• Sección del documento:

En el tiempo de los boardwalks

En el tiempo de los boardwalks

Coney Island —amor a primera vista, como de otra vida. Adoras ese universo de tienditas, bares y cafeterías ensartados entre el mar y un parque de diversiones. El boardwalk. Un lugar para sentarte con un helado o una cerveza a disfrutar de la brisa marina y observar los cientos de turistas yendo y viniendo, alborotados igual que la veintena de gaviotas aleteando a tu alrededor. Donde puedes entrar a un bar en el que todos se conocen, en el que saludan a los que van llegando por su nombre de pila. Como si estuvieses en el mismísimo Cheers, como si el tiempo circular te transportase a un recuerdo perdido en la memoria de algún abuelo. 

Una memoria de la infancia, eso sí, porque Coney Island tiene alma de circo, un mundo de fantasía con olor a sal. En lugar de palomitas, una cerveza. En lugar de la música orquestal, el sonido de las olas que golpean una y otra vez, una y otra vez se mecen contra el muelle. Crujen, cantan. 

El espectáculo principal: la marea de personas que viene y va, va y viene, traqueteando la madera con sus acentos, sus colores, sus risas. Bancos de ancianos anclados en las barandas con sus cañas de pescar. Anclados sin ningún tipo de pretensiones. No pretenden domar las criaturas marinas, sino que tan solo persiguen lo mismo que el resto: el entretenimiento del circo, sentirse parte de la función, convertirse en uno más de los personajes de aquel mundo fantástico. 

Una experiencia similar te espera al otro lado del país: el Muelle de Santa Mónica. A mitad del boardwalk, un Jesús trovador araña la guitarra para deleite de una media luna de apóstoles. Nadie se ofende, todo en buena onda. Al final del muelle, unas pancartas te cuentan la anécdota de Olaf Olsen —un robusto marino que pasó sus últimos días en ese rincón de mundo y acabaría siendo inspiración para el personaje del entrañable “Popeye”. 

Cuando ves las fotos de Olsen —sonrisa pícara y ojos entrecerrados— no dudas que es cierto y te da gusto estar allí, frente al mismo trozo de mar por el que navegó libre en busca de aventuras aquel héroe de otros tiempos. 

Porque es eso mismo lo que te enamora de los boardwalks. Ese olor añejo a posibilidades en aquellos tiempos cuando el futuro moderno parecía muy lejos. Un ambiente fresco bajo una carpa azul inmensa donde el único mandamiento es relajarse y acoger ese buen feeling. Disfrutar de los puestos de colores chillones —como payasitos que te ofrecen un sinfín de baratijas chinas, vasos de shots para los amigos, recuerdos— momentos capturados en el sombrero de un mago. 

Allí se quedarán guardados hasta que un día, uno de esos en que tu mundo moderno rebosa de estrés, alcanzas a ver por el rabillo inquieto de tu ojo un magneto brillante prendido a la puerta de tu nevera. Entonces recuerdas un día de mar, caminando sobre la madera antigua sin prisas, los dedos de tus pies danzando al ritmo de las olas.

• Información extraída:
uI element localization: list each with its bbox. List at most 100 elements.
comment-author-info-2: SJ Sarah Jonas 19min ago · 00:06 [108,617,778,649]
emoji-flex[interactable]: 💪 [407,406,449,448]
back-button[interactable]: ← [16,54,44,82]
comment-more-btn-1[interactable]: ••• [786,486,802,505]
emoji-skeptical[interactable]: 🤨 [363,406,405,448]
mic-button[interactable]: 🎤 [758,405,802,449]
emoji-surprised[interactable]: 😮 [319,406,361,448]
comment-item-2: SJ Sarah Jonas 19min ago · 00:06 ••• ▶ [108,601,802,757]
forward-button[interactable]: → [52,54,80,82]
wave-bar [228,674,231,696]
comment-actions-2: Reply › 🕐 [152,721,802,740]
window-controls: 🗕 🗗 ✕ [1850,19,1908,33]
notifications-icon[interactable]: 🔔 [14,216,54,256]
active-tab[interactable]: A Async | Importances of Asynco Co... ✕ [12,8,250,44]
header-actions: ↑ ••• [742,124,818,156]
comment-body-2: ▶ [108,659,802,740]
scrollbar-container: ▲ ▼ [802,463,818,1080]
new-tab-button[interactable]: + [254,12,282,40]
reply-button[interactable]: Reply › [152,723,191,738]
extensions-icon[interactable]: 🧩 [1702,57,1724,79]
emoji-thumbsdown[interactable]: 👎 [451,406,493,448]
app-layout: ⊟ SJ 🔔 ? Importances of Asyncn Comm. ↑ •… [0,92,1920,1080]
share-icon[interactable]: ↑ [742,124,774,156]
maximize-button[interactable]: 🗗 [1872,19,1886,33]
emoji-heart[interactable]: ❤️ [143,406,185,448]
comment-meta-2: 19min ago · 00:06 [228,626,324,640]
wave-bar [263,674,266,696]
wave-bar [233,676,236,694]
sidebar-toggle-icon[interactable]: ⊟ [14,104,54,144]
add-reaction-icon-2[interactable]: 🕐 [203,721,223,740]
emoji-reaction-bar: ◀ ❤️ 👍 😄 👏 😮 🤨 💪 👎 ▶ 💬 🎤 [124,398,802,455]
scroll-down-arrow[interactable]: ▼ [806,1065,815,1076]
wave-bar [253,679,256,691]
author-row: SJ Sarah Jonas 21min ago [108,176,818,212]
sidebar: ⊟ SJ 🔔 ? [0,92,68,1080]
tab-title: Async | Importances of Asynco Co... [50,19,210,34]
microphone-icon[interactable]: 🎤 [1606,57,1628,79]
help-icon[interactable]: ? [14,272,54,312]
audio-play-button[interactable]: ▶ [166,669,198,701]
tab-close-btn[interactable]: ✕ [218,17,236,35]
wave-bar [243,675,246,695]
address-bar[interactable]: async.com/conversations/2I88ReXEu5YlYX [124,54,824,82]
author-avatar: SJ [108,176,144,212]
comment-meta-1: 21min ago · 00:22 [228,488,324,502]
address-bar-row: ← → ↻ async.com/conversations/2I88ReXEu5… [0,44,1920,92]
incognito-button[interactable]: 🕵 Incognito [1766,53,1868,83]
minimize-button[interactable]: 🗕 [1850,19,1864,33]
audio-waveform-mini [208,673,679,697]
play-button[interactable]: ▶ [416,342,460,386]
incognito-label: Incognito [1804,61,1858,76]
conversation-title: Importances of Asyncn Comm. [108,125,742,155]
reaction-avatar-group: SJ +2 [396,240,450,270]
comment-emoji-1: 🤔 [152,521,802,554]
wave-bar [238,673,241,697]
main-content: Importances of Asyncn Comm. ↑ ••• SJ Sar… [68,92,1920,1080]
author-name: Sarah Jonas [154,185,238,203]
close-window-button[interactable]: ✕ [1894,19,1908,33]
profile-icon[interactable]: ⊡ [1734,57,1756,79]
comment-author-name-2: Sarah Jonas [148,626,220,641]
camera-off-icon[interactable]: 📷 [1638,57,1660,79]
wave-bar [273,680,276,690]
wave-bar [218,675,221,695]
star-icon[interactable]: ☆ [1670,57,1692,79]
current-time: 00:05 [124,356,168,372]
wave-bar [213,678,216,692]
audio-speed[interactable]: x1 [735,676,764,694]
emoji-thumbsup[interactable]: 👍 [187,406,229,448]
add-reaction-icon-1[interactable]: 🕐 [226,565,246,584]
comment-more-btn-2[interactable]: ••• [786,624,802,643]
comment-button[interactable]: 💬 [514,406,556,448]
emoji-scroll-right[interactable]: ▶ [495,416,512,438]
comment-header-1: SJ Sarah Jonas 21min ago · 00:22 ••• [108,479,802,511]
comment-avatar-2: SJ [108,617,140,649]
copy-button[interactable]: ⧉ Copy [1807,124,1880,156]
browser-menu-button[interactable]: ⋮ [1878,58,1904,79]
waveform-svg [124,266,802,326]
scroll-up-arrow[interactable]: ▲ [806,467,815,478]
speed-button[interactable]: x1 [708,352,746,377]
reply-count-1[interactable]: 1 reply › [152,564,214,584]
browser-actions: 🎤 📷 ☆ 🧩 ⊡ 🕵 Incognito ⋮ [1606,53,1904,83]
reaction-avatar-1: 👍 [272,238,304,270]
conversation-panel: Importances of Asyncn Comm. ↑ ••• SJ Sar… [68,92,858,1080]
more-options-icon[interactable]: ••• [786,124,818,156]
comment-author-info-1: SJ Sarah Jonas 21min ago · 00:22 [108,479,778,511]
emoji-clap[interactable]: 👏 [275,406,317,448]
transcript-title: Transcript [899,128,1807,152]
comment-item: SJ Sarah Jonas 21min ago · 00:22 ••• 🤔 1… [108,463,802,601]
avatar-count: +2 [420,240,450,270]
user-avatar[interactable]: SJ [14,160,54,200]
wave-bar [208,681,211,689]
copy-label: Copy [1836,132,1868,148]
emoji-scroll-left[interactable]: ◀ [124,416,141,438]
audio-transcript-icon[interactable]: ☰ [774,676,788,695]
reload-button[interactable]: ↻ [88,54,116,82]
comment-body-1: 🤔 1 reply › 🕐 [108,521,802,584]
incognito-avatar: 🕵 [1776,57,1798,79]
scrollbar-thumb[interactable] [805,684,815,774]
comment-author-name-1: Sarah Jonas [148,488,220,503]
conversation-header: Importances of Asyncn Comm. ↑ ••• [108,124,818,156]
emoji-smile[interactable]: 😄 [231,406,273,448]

• Tarea 1:
Conteste, a partir del texto de los boardwalks, las preguntas siguientes:
(a) ¿Qué tienen consigo los ancianos anclados en las barandas?
(b) ¿De qué personaje fue inspiración el marino cuya anécdota cuentan las pancartas del Muelle de Santa Mónica?
(c) ¿Qué objeto aparece prendido a la puerta de la nevera?
• Tarea 2: Reproduzca sin cambios el fragmento del texto de los boardwalks que comienza con las palabras "Porque es eso" y concluye con "de un mago.".

• Resultado final 1:
(a) Sus cañas de pescar.
(b) De Popeye.
(c) Un magneto brillante.

• Resultado final 2:
Porque es eso mismo lo que te enamora de los boardwalks. Ese olor añejo a posibilidades en aquellos tiempos cuando el futuro moderno parecía muy lejos. Un ambiente fresco bajo una carpa azul inmensa donde el único mandamiento es relajarse y acoger ese buen feeling. Disfrutar de los puestos de colores chillones —como payasitos que te ofrecen un sinfín de baratijas chinas, vasos de shots para los amigos, recuerdos— momentos capturados en el sombrero de un mago.